> _Short problem_
Return all of the lines below exactly as they are.

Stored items

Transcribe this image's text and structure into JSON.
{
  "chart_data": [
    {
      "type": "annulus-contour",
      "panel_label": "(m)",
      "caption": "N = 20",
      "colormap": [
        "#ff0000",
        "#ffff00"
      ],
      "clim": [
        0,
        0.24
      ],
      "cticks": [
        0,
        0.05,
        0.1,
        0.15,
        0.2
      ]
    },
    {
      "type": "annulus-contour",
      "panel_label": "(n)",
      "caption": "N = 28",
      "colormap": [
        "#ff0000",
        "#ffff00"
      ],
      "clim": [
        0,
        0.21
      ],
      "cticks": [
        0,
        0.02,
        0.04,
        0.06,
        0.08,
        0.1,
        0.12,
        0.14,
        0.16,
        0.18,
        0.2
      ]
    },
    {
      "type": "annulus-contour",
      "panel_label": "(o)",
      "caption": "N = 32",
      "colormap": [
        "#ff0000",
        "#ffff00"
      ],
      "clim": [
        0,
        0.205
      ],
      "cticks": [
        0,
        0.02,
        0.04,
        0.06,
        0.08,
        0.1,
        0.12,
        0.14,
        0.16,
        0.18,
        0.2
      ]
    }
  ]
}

> _Expected answer_
Transcribe this image's text and structure into JSON.
{
  "chart_data": [
    {
      "type": "annulus-contour",
      "panel_label": "(m)",
      "caption": "N = 20",
      "colormap": [
        "#ff0000",
        "#ffff00"
      ],
      "clim": [
        0,
        0.24
      ],
      "cticks": [
        0,
        0.05,
        0.1,
        0.15,
        0.2
      ]
    },
    {
      "type": "annulus-contour",
      "panel_label": "(n)",
      "caption": "N = 28",
      "colormap": [
        "#ff0000",
        "#ffff00"
      ],
      "clim": [
        0,
        0.21
      ],
      "cticks": [
        0,
        0.02,
        0.04,
        0.06,
        0.08,
        0.1,
        0.12,
        0.14,
        0.16,
        0.18,
        0.2
      ]
    },
    {
      "type": "annulus-contour",
      "panel_label": "(o)",
      "caption": "N = 32",
      "colormap": [
        "#ff0000",
        "#ffff00"
      ],
      "clim": [
        0,
        0.205
      ],
      "cticks": [
        0,
        0.02,
        0.04,
        0.06,
        0.08,
        0.1,
        0.12,
        0.14,
        0.16,
        0.18,
        0.2
      ]
    }
  ]
}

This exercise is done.